GIVEN RECORDS:
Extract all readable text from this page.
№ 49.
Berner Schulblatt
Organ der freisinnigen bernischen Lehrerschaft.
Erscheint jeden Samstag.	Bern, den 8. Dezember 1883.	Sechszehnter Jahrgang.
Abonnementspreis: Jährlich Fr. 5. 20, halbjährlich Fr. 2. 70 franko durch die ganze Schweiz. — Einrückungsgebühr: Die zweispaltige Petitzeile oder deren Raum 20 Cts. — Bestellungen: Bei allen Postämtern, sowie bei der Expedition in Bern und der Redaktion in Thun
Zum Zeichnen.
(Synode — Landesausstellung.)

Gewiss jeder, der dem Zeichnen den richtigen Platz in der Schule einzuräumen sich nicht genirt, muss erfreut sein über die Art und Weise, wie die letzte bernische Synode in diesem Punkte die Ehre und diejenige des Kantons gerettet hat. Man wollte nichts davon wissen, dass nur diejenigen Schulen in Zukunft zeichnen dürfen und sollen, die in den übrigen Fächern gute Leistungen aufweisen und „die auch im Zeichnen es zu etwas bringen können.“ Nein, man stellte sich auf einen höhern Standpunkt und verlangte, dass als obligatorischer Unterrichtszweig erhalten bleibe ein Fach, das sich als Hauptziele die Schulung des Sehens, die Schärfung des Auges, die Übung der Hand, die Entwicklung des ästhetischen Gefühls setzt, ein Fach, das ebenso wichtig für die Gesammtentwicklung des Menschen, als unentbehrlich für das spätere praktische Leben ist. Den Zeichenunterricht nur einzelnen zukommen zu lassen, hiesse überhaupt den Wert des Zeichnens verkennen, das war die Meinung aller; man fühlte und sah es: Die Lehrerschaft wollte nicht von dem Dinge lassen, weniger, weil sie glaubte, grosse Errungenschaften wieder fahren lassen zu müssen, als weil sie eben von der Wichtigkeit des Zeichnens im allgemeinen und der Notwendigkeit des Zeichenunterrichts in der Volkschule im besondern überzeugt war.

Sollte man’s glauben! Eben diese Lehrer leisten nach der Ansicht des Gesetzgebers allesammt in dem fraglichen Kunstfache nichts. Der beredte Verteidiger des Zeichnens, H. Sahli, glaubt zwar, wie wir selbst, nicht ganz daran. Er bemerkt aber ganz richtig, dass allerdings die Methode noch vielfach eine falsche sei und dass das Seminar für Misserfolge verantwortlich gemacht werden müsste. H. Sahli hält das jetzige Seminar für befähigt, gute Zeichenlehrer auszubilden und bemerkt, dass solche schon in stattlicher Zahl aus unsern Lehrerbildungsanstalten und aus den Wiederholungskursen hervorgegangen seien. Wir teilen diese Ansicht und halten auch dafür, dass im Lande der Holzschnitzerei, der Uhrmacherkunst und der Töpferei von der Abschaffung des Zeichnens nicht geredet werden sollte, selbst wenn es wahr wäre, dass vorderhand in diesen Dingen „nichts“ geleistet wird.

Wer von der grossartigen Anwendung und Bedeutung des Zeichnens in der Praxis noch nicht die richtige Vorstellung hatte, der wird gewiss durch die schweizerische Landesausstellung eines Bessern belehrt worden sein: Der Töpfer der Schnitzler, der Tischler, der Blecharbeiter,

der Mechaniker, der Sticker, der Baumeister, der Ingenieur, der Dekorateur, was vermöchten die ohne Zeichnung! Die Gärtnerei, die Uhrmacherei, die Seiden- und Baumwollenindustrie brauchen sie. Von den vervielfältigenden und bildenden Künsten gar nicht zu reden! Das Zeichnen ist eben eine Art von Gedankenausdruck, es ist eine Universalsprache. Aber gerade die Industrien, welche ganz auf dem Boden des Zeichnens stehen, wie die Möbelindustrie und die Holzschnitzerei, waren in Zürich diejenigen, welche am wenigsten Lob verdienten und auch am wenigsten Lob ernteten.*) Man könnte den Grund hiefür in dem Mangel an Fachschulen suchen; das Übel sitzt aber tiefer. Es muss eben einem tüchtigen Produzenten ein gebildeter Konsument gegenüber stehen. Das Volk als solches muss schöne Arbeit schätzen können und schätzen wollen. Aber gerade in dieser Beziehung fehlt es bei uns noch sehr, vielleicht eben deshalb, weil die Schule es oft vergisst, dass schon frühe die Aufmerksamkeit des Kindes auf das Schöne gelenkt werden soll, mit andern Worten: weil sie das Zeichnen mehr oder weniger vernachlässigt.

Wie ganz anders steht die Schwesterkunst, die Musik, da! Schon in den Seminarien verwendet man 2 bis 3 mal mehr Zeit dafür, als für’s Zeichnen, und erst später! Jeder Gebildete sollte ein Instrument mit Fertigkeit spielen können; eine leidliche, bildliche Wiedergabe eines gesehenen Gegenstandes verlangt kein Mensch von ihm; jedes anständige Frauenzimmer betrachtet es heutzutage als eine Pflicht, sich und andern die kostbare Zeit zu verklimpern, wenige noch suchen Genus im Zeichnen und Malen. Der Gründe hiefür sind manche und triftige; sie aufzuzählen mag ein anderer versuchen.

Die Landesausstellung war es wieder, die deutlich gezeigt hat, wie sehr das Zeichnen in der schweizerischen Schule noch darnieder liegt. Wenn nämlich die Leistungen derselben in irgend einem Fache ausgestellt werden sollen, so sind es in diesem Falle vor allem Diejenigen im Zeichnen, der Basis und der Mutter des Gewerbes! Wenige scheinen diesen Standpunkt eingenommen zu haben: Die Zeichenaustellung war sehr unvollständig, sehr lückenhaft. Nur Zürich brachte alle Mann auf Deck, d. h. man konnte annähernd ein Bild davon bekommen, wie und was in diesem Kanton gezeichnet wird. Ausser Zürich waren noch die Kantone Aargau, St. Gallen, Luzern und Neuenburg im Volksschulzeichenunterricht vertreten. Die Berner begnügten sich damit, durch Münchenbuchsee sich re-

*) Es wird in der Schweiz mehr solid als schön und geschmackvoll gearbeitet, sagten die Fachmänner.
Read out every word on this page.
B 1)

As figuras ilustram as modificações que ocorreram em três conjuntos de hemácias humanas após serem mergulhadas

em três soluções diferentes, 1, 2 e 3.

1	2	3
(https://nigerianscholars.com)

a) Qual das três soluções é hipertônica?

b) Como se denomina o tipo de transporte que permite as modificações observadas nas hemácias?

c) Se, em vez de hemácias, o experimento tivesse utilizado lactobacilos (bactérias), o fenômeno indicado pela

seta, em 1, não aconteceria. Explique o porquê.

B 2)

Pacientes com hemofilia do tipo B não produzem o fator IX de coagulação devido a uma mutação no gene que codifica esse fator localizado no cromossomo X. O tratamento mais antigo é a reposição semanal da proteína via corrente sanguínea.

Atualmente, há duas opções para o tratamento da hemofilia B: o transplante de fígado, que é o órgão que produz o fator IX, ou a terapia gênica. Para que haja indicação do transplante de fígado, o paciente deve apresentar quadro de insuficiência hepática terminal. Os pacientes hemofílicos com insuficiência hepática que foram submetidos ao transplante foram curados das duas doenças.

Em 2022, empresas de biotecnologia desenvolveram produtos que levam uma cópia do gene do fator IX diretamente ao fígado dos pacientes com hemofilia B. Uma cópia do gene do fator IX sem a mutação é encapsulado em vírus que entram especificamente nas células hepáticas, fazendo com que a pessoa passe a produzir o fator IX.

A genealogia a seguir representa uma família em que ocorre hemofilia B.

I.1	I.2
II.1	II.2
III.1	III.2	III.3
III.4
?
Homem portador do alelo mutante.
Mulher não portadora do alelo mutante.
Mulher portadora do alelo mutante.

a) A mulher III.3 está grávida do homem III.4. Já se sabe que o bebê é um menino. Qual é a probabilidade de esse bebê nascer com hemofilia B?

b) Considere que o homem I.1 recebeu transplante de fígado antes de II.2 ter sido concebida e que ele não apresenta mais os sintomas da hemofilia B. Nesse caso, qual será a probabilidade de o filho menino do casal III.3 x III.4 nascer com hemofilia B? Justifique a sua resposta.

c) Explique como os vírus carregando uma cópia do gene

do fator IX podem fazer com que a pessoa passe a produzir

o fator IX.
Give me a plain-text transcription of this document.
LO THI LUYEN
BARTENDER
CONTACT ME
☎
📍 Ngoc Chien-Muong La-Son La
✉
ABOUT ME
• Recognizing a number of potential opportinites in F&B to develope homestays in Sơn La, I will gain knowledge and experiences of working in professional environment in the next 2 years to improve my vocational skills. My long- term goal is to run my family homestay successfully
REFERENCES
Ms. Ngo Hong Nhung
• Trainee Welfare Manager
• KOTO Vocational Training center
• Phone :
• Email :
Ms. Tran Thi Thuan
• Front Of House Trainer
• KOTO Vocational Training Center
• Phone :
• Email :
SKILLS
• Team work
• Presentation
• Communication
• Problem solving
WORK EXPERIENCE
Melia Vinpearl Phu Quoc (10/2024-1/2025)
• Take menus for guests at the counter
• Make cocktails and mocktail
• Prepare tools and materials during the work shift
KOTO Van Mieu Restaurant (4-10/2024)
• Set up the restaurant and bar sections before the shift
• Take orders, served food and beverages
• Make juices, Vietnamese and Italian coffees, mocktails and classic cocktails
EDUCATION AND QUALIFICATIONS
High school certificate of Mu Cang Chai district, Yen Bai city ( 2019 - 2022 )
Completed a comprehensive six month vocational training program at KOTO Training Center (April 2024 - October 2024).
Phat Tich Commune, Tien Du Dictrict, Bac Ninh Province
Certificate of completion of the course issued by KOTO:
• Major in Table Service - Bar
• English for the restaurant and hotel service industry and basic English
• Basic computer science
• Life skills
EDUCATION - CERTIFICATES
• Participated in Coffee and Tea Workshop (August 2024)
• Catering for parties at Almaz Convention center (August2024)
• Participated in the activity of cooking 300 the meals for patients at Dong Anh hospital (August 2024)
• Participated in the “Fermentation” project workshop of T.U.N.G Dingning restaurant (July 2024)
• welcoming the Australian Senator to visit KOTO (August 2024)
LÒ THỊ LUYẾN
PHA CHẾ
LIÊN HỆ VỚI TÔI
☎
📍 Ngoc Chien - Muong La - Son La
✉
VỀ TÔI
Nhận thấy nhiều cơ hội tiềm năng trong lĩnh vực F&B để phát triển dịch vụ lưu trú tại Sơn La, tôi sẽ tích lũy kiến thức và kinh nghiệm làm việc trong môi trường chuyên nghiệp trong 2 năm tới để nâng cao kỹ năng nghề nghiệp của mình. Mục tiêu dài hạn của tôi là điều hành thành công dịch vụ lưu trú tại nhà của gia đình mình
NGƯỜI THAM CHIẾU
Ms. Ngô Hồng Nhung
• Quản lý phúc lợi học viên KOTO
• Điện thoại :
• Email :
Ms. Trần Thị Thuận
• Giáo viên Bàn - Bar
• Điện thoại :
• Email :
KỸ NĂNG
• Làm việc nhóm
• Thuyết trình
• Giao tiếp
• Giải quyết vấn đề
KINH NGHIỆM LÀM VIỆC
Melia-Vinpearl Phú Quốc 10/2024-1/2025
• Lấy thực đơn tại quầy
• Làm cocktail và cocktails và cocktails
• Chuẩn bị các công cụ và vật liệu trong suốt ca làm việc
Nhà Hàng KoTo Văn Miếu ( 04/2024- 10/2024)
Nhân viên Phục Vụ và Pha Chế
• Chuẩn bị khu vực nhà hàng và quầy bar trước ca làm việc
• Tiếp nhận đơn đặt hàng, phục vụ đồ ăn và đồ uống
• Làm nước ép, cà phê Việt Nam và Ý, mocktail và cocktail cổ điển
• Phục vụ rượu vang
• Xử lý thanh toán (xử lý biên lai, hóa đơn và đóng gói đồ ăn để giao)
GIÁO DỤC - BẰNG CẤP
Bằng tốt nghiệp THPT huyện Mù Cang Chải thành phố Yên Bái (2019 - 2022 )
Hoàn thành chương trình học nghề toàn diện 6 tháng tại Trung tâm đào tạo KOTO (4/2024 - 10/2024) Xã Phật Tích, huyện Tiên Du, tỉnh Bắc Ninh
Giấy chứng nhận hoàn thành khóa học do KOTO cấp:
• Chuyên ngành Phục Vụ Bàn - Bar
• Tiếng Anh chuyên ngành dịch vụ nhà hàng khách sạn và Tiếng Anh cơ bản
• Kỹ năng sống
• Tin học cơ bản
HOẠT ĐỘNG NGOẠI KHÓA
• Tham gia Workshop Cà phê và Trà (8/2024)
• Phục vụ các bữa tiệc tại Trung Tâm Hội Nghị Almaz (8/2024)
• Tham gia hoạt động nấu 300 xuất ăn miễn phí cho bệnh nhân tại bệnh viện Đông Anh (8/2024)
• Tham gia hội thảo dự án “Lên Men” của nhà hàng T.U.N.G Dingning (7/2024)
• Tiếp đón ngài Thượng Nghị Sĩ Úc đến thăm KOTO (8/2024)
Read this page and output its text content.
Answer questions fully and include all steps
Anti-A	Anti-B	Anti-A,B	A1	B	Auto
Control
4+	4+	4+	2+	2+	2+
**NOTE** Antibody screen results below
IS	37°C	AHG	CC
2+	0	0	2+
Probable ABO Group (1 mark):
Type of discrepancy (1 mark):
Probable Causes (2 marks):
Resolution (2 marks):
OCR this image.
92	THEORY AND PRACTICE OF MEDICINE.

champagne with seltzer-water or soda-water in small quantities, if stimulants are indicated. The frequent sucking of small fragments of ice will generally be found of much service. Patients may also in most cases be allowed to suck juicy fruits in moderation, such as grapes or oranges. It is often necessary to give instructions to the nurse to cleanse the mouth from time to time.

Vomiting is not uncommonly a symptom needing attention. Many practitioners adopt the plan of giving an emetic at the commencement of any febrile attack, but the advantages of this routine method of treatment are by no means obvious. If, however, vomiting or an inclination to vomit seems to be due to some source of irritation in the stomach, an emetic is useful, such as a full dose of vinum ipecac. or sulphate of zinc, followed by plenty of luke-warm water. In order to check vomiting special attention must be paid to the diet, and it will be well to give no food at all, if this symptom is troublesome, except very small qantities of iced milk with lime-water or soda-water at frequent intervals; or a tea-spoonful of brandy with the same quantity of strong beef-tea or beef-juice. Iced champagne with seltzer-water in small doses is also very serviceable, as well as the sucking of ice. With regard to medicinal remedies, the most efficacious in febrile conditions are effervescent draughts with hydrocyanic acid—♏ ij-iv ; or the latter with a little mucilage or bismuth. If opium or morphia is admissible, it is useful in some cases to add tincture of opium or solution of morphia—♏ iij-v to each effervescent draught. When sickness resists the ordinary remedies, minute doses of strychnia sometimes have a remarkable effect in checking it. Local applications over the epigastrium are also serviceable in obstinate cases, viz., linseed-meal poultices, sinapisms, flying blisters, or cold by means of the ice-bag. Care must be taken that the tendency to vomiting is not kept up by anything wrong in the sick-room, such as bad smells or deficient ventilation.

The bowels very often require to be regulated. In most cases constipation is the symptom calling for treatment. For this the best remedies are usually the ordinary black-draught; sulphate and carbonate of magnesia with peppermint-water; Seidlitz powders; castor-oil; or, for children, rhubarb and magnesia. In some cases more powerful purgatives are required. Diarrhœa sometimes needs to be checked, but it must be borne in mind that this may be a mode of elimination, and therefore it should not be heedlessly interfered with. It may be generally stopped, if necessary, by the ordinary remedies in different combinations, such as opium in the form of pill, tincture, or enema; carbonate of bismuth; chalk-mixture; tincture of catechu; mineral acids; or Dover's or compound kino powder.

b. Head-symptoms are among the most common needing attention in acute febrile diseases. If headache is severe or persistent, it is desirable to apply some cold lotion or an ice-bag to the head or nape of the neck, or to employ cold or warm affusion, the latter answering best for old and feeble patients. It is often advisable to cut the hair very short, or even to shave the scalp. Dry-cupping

YOUR TASK: Above are lines of data; count those that hold "ngành" and answer with the number only.

SOLUTION TO THIS PROBLEM: 2